■ **GIVEN DATA**:
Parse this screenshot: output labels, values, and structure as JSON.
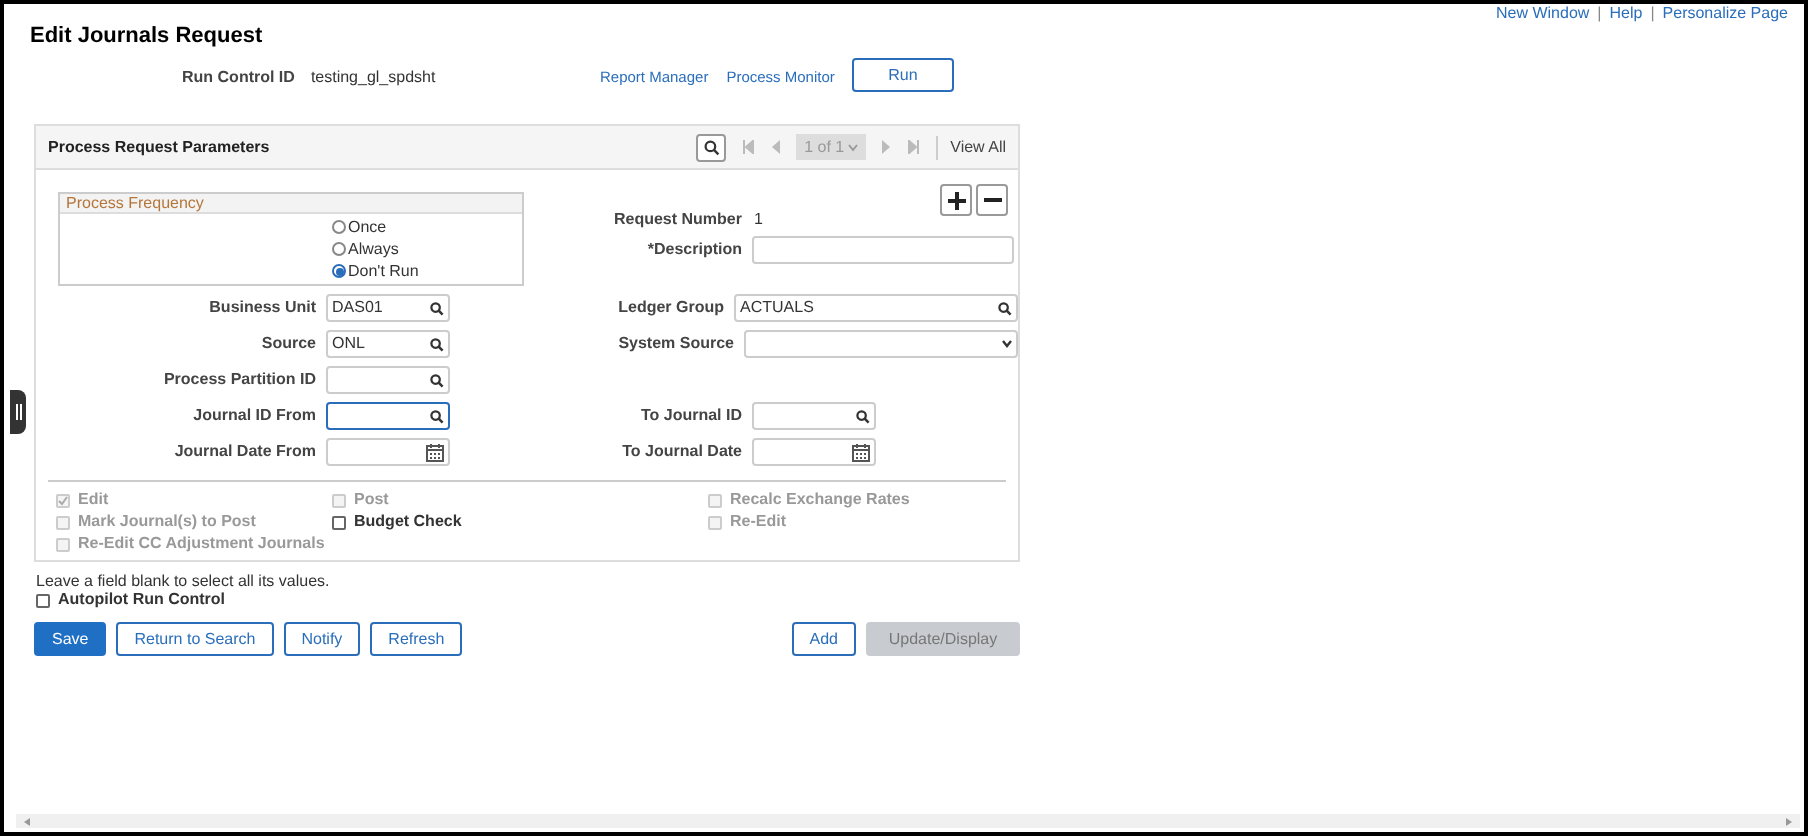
{
  "top_links": [
    "New Window",
    "Help",
    "Personalize Page"
  ],
  "top_link_separator": "|",
  "page_title": "Edit Journals Request",
  "run_control": {
    "label": "Run Control ID",
    "value": "testing_gl_spdsht"
  },
  "header_links": [
    "Report Manager",
    "Process Monitor"
  ],
  "run_button": "Run",
  "panel": {
    "title": "Process Request Parameters",
    "pager": "1 of 1",
    "view_all": "View All",
    "frequency": {
      "title": "Process Frequency",
      "options": [
        {
          "label": "Once",
          "selected": false
        },
        {
          "label": "Always",
          "selected": false
        },
        {
          "label": "Don't Run",
          "selected": true
        }
      ]
    },
    "request_number": {
      "label": "Request Number",
      "value": "1"
    },
    "description": {
      "label": "*Description"
    },
    "field_rows": [
      {
        "left": {
          "label": "Business Unit",
          "value": "DAS01",
          "kind": "lookup",
          "focused": false
        },
        "right": {
          "label": "Ledger Group",
          "value": "ACTUALS",
          "kind": "lookup-wide",
          "focused": false
        }
      },
      {
        "left": {
          "label": "Source",
          "value": "ONL",
          "kind": "lookup",
          "focused": false
        },
        "right": {
          "label": "System Source",
          "kind": "select",
          "focused": false
        }
      },
      {
        "left": {
          "label": "Process Partition ID",
          "kind": "lookup",
          "focused": false
        }
      },
      {
        "left": {
          "label": "Journal ID From",
          "kind": "lookup",
          "focused": true
        },
        "right": {
          "label": "To Journal ID",
          "kind": "lookup",
          "focused": false
        }
      },
      {
        "left": {
          "label": "Journal Date From",
          "kind": "date",
          "focused": false
        },
        "right": {
          "label": "To Journal Date",
          "kind": "date",
          "focused": false
        }
      }
    ],
    "options": [
      {
        "label": "Edit",
        "checked": true,
        "disabled": true
      },
      {
        "label": "Post",
        "checked": false,
        "disabled": true
      },
      {
        "label": "Recalc Exchange Rates",
        "checked": false,
        "disabled": true
      },
      {
        "label": "Mark Journal(s) to Post",
        "checked": false,
        "disabled": true
      },
      {
        "label": "Budget Check",
        "checked": false,
        "disabled": false
      },
      {
        "label": "Re-Edit",
        "checked": false,
        "disabled": true
      },
      {
        "label": "Re-Edit CC Adjustment Journals",
        "checked": false,
        "disabled": true
      }
    ]
  },
  "hint": "Leave a field blank to select all its values.",
  "autopilot": {
    "label": "Autopilot Run Control",
    "checked": false
  },
  "buttons": [
    {
      "label": "Save",
      "kind": "primary"
    },
    {
      "label": "Return to Search",
      "kind": "secondary"
    },
    {
      "label": "Notify",
      "kind": "secondary"
    },
    {
      "label": "Refresh",
      "kind": "secondary"
    },
    {
      "label": "Add",
      "kind": "secondary-right"
    },
    {
      "label": "Update/Display",
      "kind": "disabled"
    }
  ]
}
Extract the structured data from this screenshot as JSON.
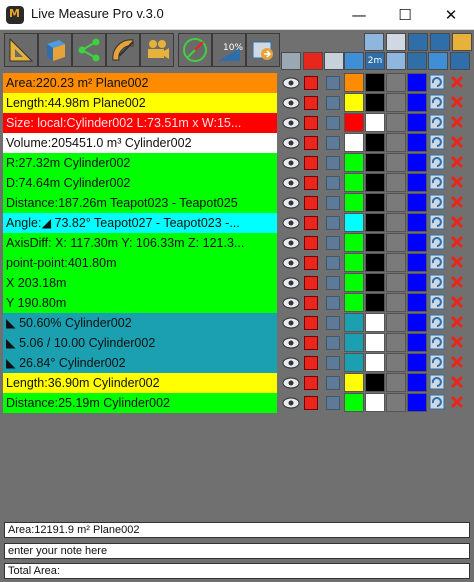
{
  "window": {
    "title": "Live Measure Pro v.3.0",
    "minimize": "—",
    "maximize": "☐",
    "close": "✕"
  },
  "colors": {
    "orange": "#ff8c00",
    "yellow": "#ffff00",
    "red": "#ff0000",
    "white": "#ffffff",
    "green": "#00ff00",
    "cyan": "#00ffff",
    "teal": "#1aa0b0",
    "blue": "#0000ff",
    "black": "#000000"
  },
  "toolbar": {
    "tools": [
      "ruler-triangle-icon",
      "box-measure-icon",
      "share-nodes-icon",
      "protractor-icon",
      "camera-icon",
      "angle-gauge-icon",
      "slope-percent-icon",
      "export-icon"
    ],
    "slope_label": "10%"
  },
  "header_icons": [
    "eye-icon",
    "red-grid-icon",
    "color-pick-icon",
    "cube-icon",
    "square-meter-icon",
    "line-icon",
    "arrow-icon",
    "refresh-all-icon"
  ],
  "header_area_label": "2m",
  "rows": [
    {
      "text": "Area:220.23 m²  Plane002",
      "bg": "orange",
      "c1": "orange",
      "c2": "black",
      "c4": "blue"
    },
    {
      "text": "Length:44.98m  Plane002",
      "bg": "yellow",
      "c1": "yellow",
      "c2": "black",
      "c4": "blue"
    },
    {
      "text": "Size: local:Cylinder002 L:73.51m x W:15...",
      "bg": "red",
      "c1": "red",
      "c2": "white",
      "c4": "blue"
    },
    {
      "text": "Volume:205451.0 m³  Cylinder002",
      "bg": "white",
      "c1": "white",
      "c2": "black",
      "c4": "blue"
    },
    {
      "text": "R:27.32m  Cylinder002",
      "bg": "green",
      "c1": "green",
      "c2": "black",
      "c4": "blue"
    },
    {
      "text": "D:74.64m  Cylinder002",
      "bg": "green",
      "c1": "green",
      "c2": "black",
      "c4": "blue"
    },
    {
      "text": "Distance:187.26m  Teapot023 - Teapot025",
      "bg": "green",
      "c1": "green",
      "c2": "black",
      "c4": "blue"
    },
    {
      "text": "Angle:◢ 73.82°  Teapot027 - Teapot023 -...",
      "bg": "cyan",
      "c1": "cyan",
      "c2": "black",
      "c4": "blue"
    },
    {
      "text": "AxisDiff: X: 117.30m Y: 106.33m Z: 121.3...",
      "bg": "green",
      "c1": "green",
      "c2": "black",
      "c4": "blue"
    },
    {
      "text": "point-point:401.80m",
      "bg": "green",
      "c1": "green",
      "c2": "black",
      "c4": "blue"
    },
    {
      "text": "X 203.18m",
      "bg": "green",
      "c1": "green",
      "c2": "black",
      "c4": "blue"
    },
    {
      "text": "Y 190.80m",
      "bg": "green",
      "c1": "green",
      "c2": "black",
      "c4": "blue"
    },
    {
      "text": "◣ 50.60%  Cylinder002",
      "bg": "teal",
      "c1": "teal",
      "c2": "white",
      "c4": "blue"
    },
    {
      "text": "◣ 5.06 / 10.00  Cylinder002",
      "bg": "teal",
      "c1": "teal",
      "c2": "white",
      "c4": "blue"
    },
    {
      "text": "◣ 26.84°  Cylinder002",
      "bg": "teal",
      "c1": "teal",
      "c2": "white",
      "c4": "blue"
    },
    {
      "text": "Length:36.90m  Cylinder002",
      "bg": "yellow",
      "c1": "yellow",
      "c2": "black",
      "c4": "blue"
    },
    {
      "text": "Distance:25.19m  Cylinder002",
      "bg": "green",
      "c1": "green",
      "c2": "white",
      "c4": "blue"
    }
  ],
  "footer": {
    "area_info": "Area:12191.9 m²  Plane002",
    "note_placeholder": "enter your note here",
    "total_area": "Total Area:"
  }
}
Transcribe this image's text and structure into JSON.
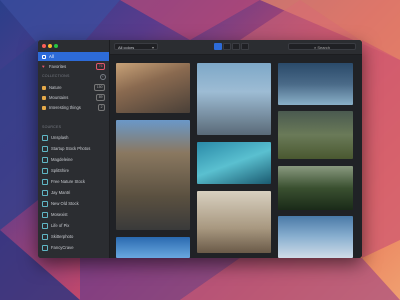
{
  "sidebar": {
    "library": [
      {
        "label": "All",
        "icon": "grid-icon",
        "count": "",
        "active": true
      },
      {
        "label": "Favorites",
        "icon": "heart-icon",
        "count": "76",
        "active": false
      }
    ],
    "collections_header": "COLLECTIONS",
    "collections": [
      {
        "label": "Nature",
        "count": "150"
      },
      {
        "label": "Mountains",
        "count": "89"
      },
      {
        "label": "Interesting things",
        "count": "2"
      }
    ],
    "sources_header": "SOURCES",
    "sources": [
      {
        "label": "Unsplash"
      },
      {
        "label": "Startup Stock Photos"
      },
      {
        "label": "Magdeleine"
      },
      {
        "label": "SplitShire"
      },
      {
        "label": "Free Nature Stock"
      },
      {
        "label": "Jay Mantri"
      },
      {
        "label": "New Old Stock"
      },
      {
        "label": "Mosexist"
      },
      {
        "label": "Life of Pix"
      },
      {
        "label": "Skitterphoto"
      },
      {
        "label": "FancyCrave"
      }
    ]
  },
  "toolbar": {
    "color_filter": "All colors",
    "search_label": "Search",
    "view_modes": [
      "grid-view-icon",
      "single-view-icon",
      "split-view-icon",
      "list-view-icon"
    ]
  },
  "photos": [
    {
      "name": "city-buildings-photo"
    },
    {
      "name": "modern-architecture-photo"
    },
    {
      "name": "snowy-lake-photo"
    },
    {
      "name": "european-street-photo"
    },
    {
      "name": "wind-turbines-photo"
    },
    {
      "name": "surfer-wave-photo"
    },
    {
      "name": "green-mountains-photo"
    },
    {
      "name": "paris-eiffel-photo"
    },
    {
      "name": "bison-snow-photo"
    },
    {
      "name": "blue-sky-photo"
    }
  ],
  "colors": {
    "accent": "#2d6bd8",
    "folder": "#e4a94a",
    "source_icon": "#5fb6c4"
  }
}
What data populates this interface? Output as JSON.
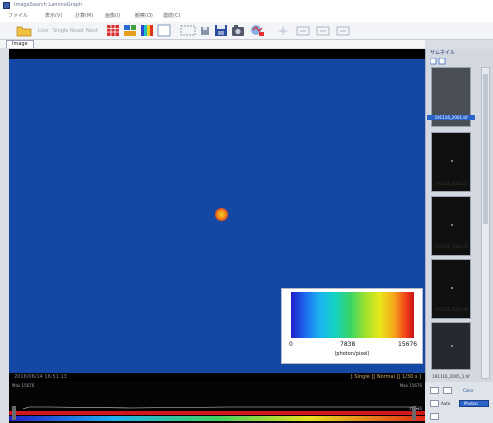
{
  "window": {
    "title": "ImageSearch LaminoGraph"
  },
  "menu": [
    "ファイル",
    "表示(V)",
    "計算(M)",
    "画像(I)",
    "観察(O)",
    "連続(C)"
  ],
  "toolbar": {
    "text_buttons": [
      "Live",
      "Single",
      "Reset",
      "Next"
    ]
  },
  "tabs": [
    "Image"
  ],
  "image_view": {
    "colorbar": {
      "min": "0",
      "mid": "7838",
      "max": "15676",
      "unit": "(photon/pixel)"
    },
    "status_left": "2016/06/14 16:51:13",
    "status_right": "[ Single ][ Normal ][ 1/30 s ]"
  },
  "histogram": {
    "max_label": "Max 15676",
    "low_label": "25616",
    "top_right_label": "Max 15676"
  },
  "thumbnails": {
    "title": "サムネイル",
    "items": [
      {
        "label": "191116_2001.tif"
      },
      {
        "label": "191116_2002.tif"
      },
      {
        "label": "191116_2003.tif"
      },
      {
        "label": "191116_2004.tif"
      },
      {
        "label": "191116_2005_1.tif"
      }
    ]
  },
  "bottom_right": {
    "color_label": "Color",
    "auto_label": "Auto",
    "photon_label": "Photon"
  },
  "colors": {
    "image_bg": "#1448a4",
    "selection": "#2a64c8",
    "accent": "#d63c18"
  }
}
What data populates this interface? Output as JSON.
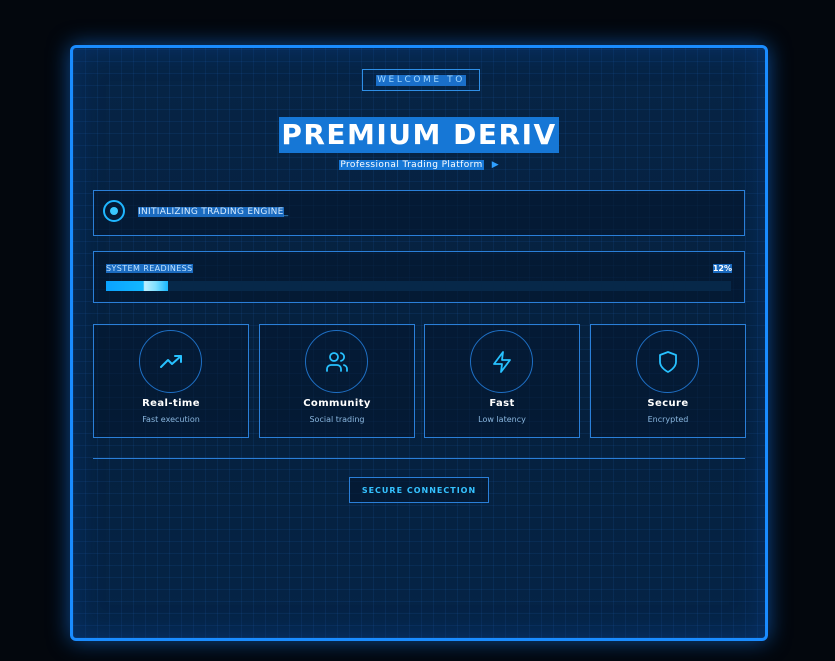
{
  "header": {
    "welcome": "WELCOME TO",
    "title": "PREMIUM DERIV",
    "subtitle": "Professional Trading Platform",
    "subtitle_arrow": "▶"
  },
  "status": {
    "text": "INITIALIZING TRADING ENGINE",
    "cursor": "_"
  },
  "readiness": {
    "label": "SYSTEM READINESS",
    "percent_label": "12%",
    "progress_fraction": 0.12
  },
  "features": [
    {
      "icon": "trending-up-icon",
      "title": "Real-time",
      "subtitle": "Fast execution"
    },
    {
      "icon": "users-icon",
      "title": "Community",
      "subtitle": "Social trading"
    },
    {
      "icon": "lightning-icon",
      "title": "Fast",
      "subtitle": "Low latency"
    },
    {
      "icon": "shield-icon",
      "title": "Secure",
      "subtitle": "Encrypted"
    }
  ],
  "footer": {
    "secure_button": "SECURE CONNECTION"
  },
  "colors": {
    "accent": "#1a8cff",
    "cyan": "#1fb6ff",
    "background": "#03070d"
  }
}
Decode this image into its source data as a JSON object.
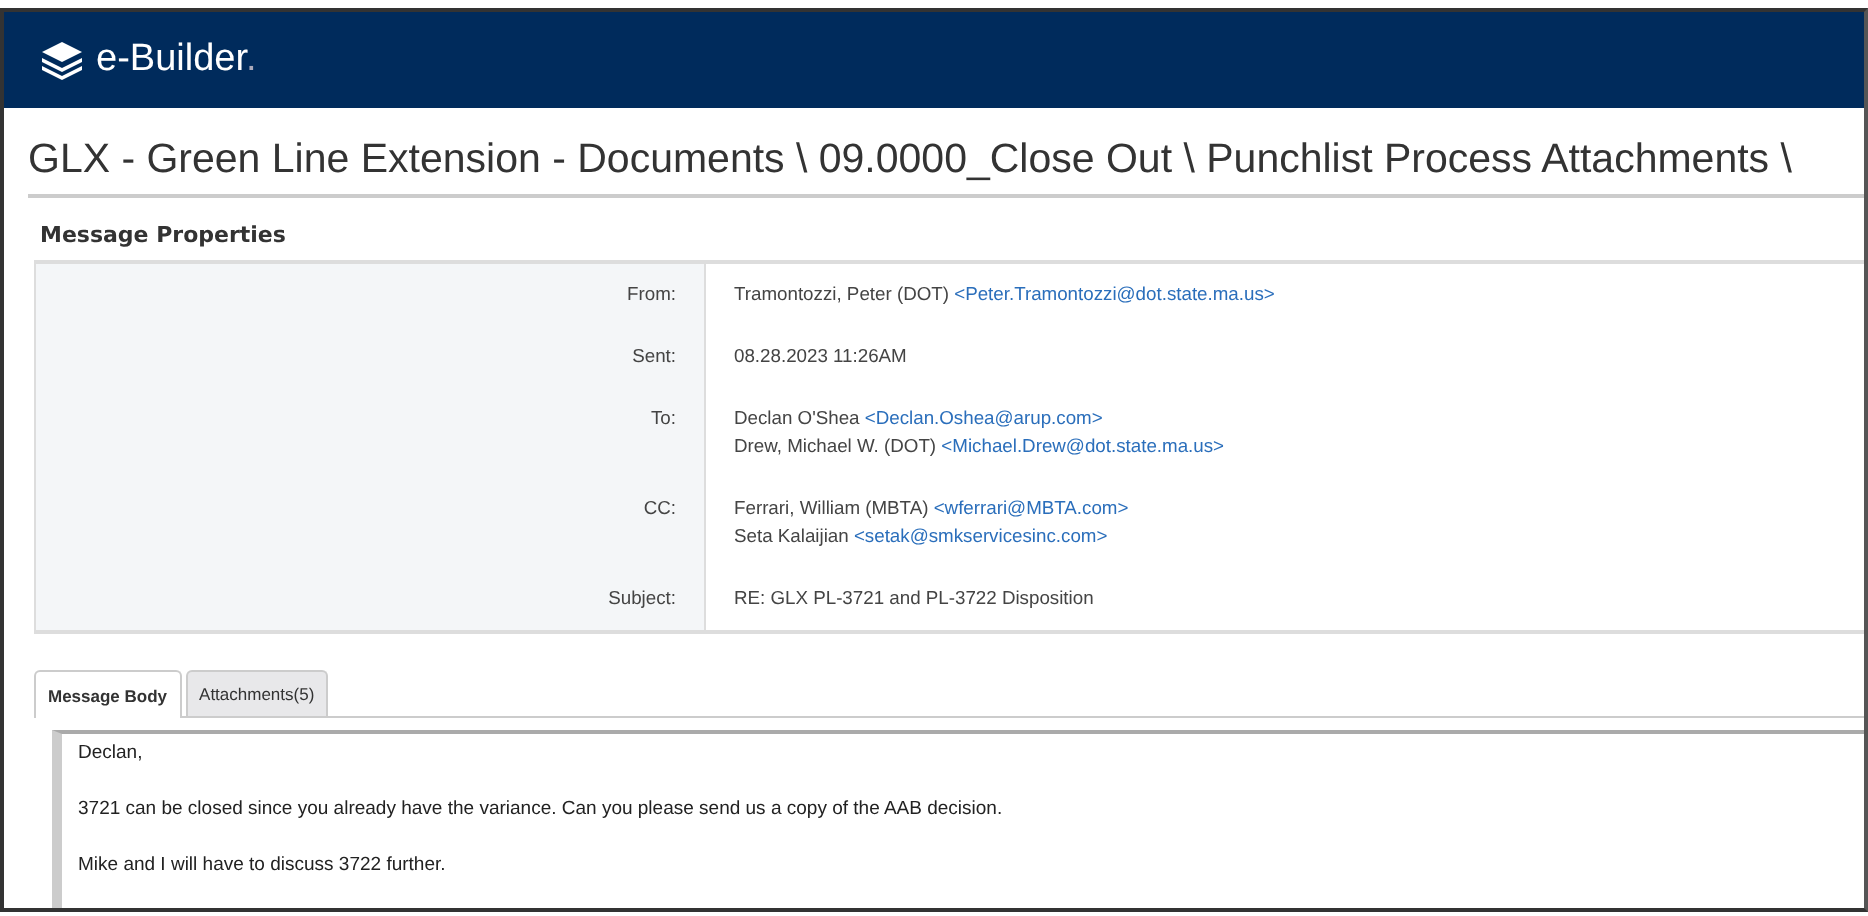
{
  "header": {
    "brand": "e-Builder",
    "brand_mark": "."
  },
  "title": "GLX - Green Line Extension - Documents \\ 09.0000_Close Out \\ Punchlist Process Attachments \\",
  "section_title": "Message Properties",
  "properties": [
    {
      "label": "From:",
      "kind": "people",
      "people": [
        {
          "name": "Tramontozzi, Peter (DOT)",
          "email": "<Peter.Tramontozzi@dot.state.ma.us>"
        }
      ]
    },
    {
      "label": "Sent:",
      "kind": "text",
      "value": "08.28.2023 11:26AM"
    },
    {
      "label": "To:",
      "kind": "people",
      "people": [
        {
          "name": "Declan O'Shea",
          "email": "<Declan.Oshea@arup.com>"
        },
        {
          "name": "Drew, Michael W. (DOT)",
          "email": "<Michael.Drew@dot.state.ma.us>"
        }
      ]
    },
    {
      "label": "CC:",
      "kind": "people",
      "people": [
        {
          "name": "Ferrari, William (MBTA)",
          "email": "<wferrari@MBTA.com>"
        },
        {
          "name": "Seta Kalaijian",
          "email": "<setak@smkservicesinc.com>"
        }
      ]
    },
    {
      "label": "Subject:",
      "kind": "text",
      "value": "RE: GLX PL-3721 and PL-3722 Disposition"
    }
  ],
  "tabs": [
    {
      "label": "Message Body",
      "selected": true
    },
    {
      "label": "Attachments(5)",
      "selected": false
    }
  ],
  "body": [
    "Declan,",
    "3721 can be closed since you already have the variance.  Can you please send us a copy of the AAB decision.",
    "Mike and I will have to discuss 3722 further."
  ]
}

■ **THE TASK**: Copy out every line from the data above that has "Message" in it.

■ **COMPLETED EXERCISE**:
  "section_title": "Message Properties",
      "label": "Message Body",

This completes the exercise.